*GIVEN PROBLEM:* Quote the whole listing word for word, please.
--- begin THE RECORDS ---
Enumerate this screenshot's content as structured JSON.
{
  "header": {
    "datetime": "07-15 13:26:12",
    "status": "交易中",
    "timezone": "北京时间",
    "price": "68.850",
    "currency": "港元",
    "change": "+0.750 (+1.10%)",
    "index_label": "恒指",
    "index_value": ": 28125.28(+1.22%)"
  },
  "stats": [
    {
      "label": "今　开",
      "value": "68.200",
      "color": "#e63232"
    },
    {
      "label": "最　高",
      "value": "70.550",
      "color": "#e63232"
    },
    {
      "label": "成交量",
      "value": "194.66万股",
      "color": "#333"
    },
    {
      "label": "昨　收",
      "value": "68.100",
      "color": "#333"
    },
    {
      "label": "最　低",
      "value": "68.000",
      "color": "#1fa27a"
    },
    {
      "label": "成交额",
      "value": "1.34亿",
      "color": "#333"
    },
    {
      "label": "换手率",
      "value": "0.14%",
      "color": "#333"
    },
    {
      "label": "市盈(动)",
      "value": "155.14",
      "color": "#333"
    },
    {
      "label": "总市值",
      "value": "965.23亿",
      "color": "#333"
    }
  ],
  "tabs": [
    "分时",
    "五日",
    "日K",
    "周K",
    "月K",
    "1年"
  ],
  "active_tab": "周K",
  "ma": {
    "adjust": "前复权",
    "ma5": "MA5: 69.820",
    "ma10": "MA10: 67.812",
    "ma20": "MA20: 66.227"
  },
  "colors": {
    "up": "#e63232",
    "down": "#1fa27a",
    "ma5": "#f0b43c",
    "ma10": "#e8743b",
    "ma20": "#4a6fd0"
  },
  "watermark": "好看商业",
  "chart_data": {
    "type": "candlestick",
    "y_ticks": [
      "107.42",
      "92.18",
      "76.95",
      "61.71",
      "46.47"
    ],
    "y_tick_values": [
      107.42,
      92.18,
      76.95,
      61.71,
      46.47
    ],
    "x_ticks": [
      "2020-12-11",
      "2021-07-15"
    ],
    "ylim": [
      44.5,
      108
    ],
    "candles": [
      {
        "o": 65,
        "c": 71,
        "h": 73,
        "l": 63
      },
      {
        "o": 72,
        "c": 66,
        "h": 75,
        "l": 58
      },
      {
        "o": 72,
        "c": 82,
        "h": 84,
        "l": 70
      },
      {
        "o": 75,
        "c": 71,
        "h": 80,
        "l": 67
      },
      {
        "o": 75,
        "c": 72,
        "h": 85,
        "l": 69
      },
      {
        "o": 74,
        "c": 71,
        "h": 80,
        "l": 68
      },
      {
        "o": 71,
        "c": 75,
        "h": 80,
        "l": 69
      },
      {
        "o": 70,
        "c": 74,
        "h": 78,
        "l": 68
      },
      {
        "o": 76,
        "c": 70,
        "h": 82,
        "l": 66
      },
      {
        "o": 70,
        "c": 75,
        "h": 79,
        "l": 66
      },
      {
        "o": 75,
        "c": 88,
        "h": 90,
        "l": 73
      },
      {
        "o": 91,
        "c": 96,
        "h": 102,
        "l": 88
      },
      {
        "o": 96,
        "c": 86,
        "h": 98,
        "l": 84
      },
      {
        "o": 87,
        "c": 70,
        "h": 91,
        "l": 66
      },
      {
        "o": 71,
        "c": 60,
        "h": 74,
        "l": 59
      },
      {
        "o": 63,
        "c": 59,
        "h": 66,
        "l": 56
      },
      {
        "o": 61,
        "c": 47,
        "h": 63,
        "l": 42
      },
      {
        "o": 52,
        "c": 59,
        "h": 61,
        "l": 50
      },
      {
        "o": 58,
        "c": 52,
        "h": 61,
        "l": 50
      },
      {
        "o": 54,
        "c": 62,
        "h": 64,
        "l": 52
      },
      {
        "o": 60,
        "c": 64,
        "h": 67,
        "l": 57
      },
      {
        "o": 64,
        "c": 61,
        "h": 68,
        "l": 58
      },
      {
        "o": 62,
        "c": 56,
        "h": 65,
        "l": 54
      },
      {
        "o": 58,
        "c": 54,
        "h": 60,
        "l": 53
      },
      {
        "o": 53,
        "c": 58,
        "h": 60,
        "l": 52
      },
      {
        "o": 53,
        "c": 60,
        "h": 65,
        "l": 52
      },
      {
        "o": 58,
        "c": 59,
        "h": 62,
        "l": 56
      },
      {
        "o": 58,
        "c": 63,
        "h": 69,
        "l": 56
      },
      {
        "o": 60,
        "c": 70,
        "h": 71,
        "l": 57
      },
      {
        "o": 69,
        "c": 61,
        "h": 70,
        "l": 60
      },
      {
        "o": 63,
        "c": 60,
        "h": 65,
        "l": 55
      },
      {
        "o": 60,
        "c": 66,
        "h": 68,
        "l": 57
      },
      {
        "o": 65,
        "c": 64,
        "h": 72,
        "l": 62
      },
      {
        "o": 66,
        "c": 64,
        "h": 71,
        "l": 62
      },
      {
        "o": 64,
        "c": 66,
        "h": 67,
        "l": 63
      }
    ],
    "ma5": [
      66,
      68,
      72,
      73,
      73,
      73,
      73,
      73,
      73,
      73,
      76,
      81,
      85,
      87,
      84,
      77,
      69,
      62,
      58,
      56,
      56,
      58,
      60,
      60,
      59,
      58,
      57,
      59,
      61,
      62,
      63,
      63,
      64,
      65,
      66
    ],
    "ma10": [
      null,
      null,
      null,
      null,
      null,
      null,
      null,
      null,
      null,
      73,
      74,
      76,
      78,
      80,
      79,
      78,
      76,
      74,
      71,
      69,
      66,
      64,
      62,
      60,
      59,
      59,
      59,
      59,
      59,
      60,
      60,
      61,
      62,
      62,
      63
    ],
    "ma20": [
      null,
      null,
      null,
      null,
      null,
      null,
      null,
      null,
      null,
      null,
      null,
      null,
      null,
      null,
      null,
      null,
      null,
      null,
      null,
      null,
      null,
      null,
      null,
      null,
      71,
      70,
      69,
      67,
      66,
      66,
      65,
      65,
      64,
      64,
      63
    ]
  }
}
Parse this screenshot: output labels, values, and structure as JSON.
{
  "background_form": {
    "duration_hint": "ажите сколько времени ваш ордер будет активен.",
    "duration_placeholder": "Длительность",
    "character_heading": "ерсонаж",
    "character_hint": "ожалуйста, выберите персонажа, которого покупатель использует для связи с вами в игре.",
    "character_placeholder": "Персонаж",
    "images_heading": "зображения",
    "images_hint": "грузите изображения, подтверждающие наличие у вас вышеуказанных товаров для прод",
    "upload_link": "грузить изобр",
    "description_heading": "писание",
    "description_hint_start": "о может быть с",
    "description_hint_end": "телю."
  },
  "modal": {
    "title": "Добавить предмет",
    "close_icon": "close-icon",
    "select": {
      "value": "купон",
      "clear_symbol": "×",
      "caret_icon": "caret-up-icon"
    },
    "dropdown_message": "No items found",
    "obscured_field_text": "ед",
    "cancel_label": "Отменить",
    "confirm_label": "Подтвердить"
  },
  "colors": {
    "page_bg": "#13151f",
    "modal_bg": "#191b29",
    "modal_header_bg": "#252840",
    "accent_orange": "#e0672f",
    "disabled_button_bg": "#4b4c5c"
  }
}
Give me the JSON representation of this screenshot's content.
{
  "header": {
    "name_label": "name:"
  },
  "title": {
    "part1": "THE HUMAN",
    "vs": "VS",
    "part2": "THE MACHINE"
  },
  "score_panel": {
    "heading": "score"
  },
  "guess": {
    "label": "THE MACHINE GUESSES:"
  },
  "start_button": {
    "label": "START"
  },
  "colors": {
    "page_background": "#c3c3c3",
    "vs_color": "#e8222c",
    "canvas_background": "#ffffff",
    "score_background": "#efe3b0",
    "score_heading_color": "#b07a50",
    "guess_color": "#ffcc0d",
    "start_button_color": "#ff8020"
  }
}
--- end THE RECORDS ---
*FINISHED ANSWER:*
Enumerate this screenshot's content as structured JSON.
{
  "header": {
    "datetime": "07-15 13:26:12",
    "status": "交易中",
    "timezone": "北京时间",
    "price": "68.850",
    "currency": "港元",
    "change": "+0.750 (+1.10%)",
    "index_label": "恒指",
    "index_value": ": 28125.28(+1.22%)"
  },
  "stats": [
    {
      "label": "今　开",
      "value": "68.200",
      "color": "#e63232"
    },
    {
      "label": "最　高",
      "value": "70.550",
      "color": "#e63232"
    },
    {
      "label": "成交量",
      "value": "194.66万股",
      "color": "#333"
    },
    {
      "label": "昨　收",
      "value": "68.100",
      "color": "#333"
    },
    {
      "label": "最　低",
      "value": "68.000",
      "color": "#1fa27a"
    },
    {
      "label": "成交额",
      "value": "1.34亿",
      "color": "#333"
    },
    {
      "label": "换手率",
      "value": "0.14%",
      "color": "#333"
    },
    {
      "label": "市盈(动)",
      "value": "155.14",
      "color": "#333"
    },
    {
      "label": "总市值",
      "value": "965.23亿",
      "color": "#333"
    }
  ],
  "tabs": [
    "分时",
    "五日",
    "日K",
    "周K",
    "月K",
    "1年"
  ],
  "active_tab": "周K",
  "ma": {
    "adjust": "前复权",
    "ma5": "MA5: 69.820",
    "ma10": "MA10: 67.812",
    "ma20": "MA20: 66.227"
  },
  "colors": {
    "up": "#e63232",
    "down": "#1fa27a",
    "ma5": "#f0b43c",
    "ma10": "#e8743b",
    "ma20": "#4a6fd0"
  },
  "watermark": "好看商业",
  "chart_data": {
    "type": "candlestick",
    "y_ticks": [
      "107.42",
      "92.18",
      "76.95",
      "61.71",
      "46.47"
    ],
    "y_tick_values": [
      107.42,
      92.18,
      76.95,
      61.71,
      46.47
    ],
    "x_ticks": [
      "2020-12-11",
      "2021-07-15"
    ],
    "ylim": [
      44.5,
      108
    ],
    "candles": [
      {
        "o": 65,
        "c": 71,
        "h": 73,
        "l": 63
      },
      {
        "o": 72,
        "c": 66,
        "h": 75,
        "l": 58
      },
      {
        "o": 72,
        "c": 82,
        "h": 84,
        "l": 70
      },
      {
        "o": 75,
        "c": 71,
        "h": 80,
        "l": 67
      },
      {
        "o": 75,
        "c": 72,
        "h": 85,
        "l": 69
      },
      {
        "o": 74,
        "c": 71,
        "h": 80,
        "l": 68
      },
      {
        "o": 71,
        "c": 75,
        "h": 80,
        "l": 69
      },
      {
        "o": 70,
        "c": 74,
        "h": 78,
        "l": 68
      },
      {
        "o": 76,
        "c": 70,
        "h": 82,
        "l": 66
      },
      {
        "o": 70,
        "c": 75,
        "h": 79,
        "l": 66
      },
      {
        "o": 75,
        "c": 88,
        "h": 90,
        "l": 73
      },
      {
        "o": 91,
        "c": 96,
        "h": 102,
        "l": 88
      },
      {
        "o": 96,
        "c": 86,
        "h": 98,
        "l": 84
      },
      {
        "o": 87,
        "c": 70,
        "h": 91,
        "l": 66
      },
      {
        "o": 71,
        "c": 60,
        "h": 74,
        "l": 59
      },
      {
        "o": 63,
        "c": 59,
        "h": 66,
        "l": 56
      },
      {
        "o": 61,
        "c": 47,
        "h": 63,
        "l": 42
      },
      {
        "o": 52,
        "c": 59,
        "h": 61,
        "l": 50
      },
      {
        "o": 58,
        "c": 52,
        "h": 61,
        "l": 50
      },
      {
        "o": 54,
        "c": 62,
        "h": 64,
        "l": 52
      },
      {
        "o": 60,
        "c": 64,
        "h": 67,
        "l": 57
      },
      {
        "o": 64,
        "c": 61,
        "h": 68,
        "l": 58
      },
      {
        "o": 62,
        "c": 56,
        "h": 65,
        "l": 54
      },
      {
        "o": 58,
        "c": 54,
        "h": 60,
        "l": 53
      },
      {
        "o": 53,
        "c": 58,
        "h": 60,
        "l": 52
      },
      {
        "o": 53,
        "c": 60,
        "h": 65,
        "l": 52
      },
      {
        "o": 58,
        "c": 59,
        "h": 62,
        "l": 56
      },
      {
        "o": 58,
        "c": 63,
        "h": 69,
        "l": 56
      },
      {
        "o": 60,
        "c": 70,
        "h": 71,
        "l": 57
      },
      {
        "o": 69,
        "c": 61,
        "h": 70,
        "l": 60
      },
      {
        "o": 63,
        "c": 60,
        "h": 65,
        "l": 55
      },
      {
        "o": 60,
        "c": 66,
        "h": 68,
        "l": 57
      },
      {
        "o": 65,
        "c": 64,
        "h": 72,
        "l": 62
      },
      {
        "o": 66,
        "c": 64,
        "h": 71,
        "l": 62
      },
      {
        "o": 64,
        "c": 66,
        "h": 67,
        "l": 63
      }
    ],
    "ma5": [
      66,
      68,
      72,
      73,
      73,
      73,
      73,
      73,
      73,
      73,
      76,
      81,
      85,
      87,
      84,
      77,
      69,
      62,
      58,
      56,
      56,
      58,
      60,
      60,
      59,
      58,
      57,
      59,
      61,
      62,
      63,
      63,
      64,
      65,
      66
    ],
    "ma10": [
      null,
      null,
      null,
      null,
      null,
      null,
      null,
      null,
      null,
      73,
      74,
      76,
      78,
      80,
      79,
      78,
      76,
      74,
      71,
      69,
      66,
      64,
      62,
      60,
      59,
      59,
      59,
      59,
      59,
      60,
      60,
      61,
      62,
      62,
      63
    ],
    "ma20": [
      null,
      null,
      null,
      null,
      null,
      null,
      null,
      null,
      null,
      null,
      null,
      null,
      null,
      null,
      null,
      null,
      null,
      null,
      null,
      null,
      null,
      null,
      null,
      null,
      71,
      70,
      69,
      67,
      66,
      66,
      65,
      65,
      64,
      64,
      63
    ]
  }
}
Parse this screenshot: output labels, values, and structure as JSON.
{
  "background_form": {
    "duration_hint": "ажите сколько времени ваш ордер будет активен.",
    "duration_placeholder": "Длительность",
    "character_heading": "ерсонаж",
    "character_hint": "ожалуйста, выберите персонажа, которого покупатель использует для связи с вами в игре.",
    "character_placeholder": "Персонаж",
    "images_heading": "зображения",
    "images_hint": "грузите изображения, подтверждающие наличие у вас вышеуказанных товаров для прод",
    "upload_link": "грузить изобр",
    "description_heading": "писание",
    "description_hint_start": "о может быть с",
    "description_hint_end": "телю."
  },
  "modal": {
    "title": "Добавить предмет",
    "close_icon": "close-icon",
    "select": {
      "value": "купон",
      "clear_symbol": "×",
      "caret_icon": "caret-up-icon"
    },
    "dropdown_message": "No items found",
    "obscured_field_text": "ед",
    "cancel_label": "Отменить",
    "confirm_label": "Подтвердить"
  },
  "colors": {
    "page_bg": "#13151f",
    "modal_bg": "#191b29",
    "modal_header_bg": "#252840",
    "accent_orange": "#e0672f",
    "disabled_button_bg": "#4b4c5c"
  }
}
Give me the JSON representation of this screenshot's content.
{
  "header": {
    "name_label": "name:"
  },
  "title": {
    "part1": "THE HUMAN",
    "vs": "VS",
    "part2": "THE MACHINE"
  },
  "score_panel": {
    "heading": "score"
  },
  "guess": {
    "label": "THE MACHINE GUESSES:"
  },
  "start_button": {
    "label": "START"
  },
  "colors": {
    "page_background": "#c3c3c3",
    "vs_color": "#e8222c",
    "canvas_background": "#ffffff",
    "score_background": "#efe3b0",
    "score_heading_color": "#b07a50",
    "guess_color": "#ffcc0d",
    "start_button_color": "#ff8020"
  }
}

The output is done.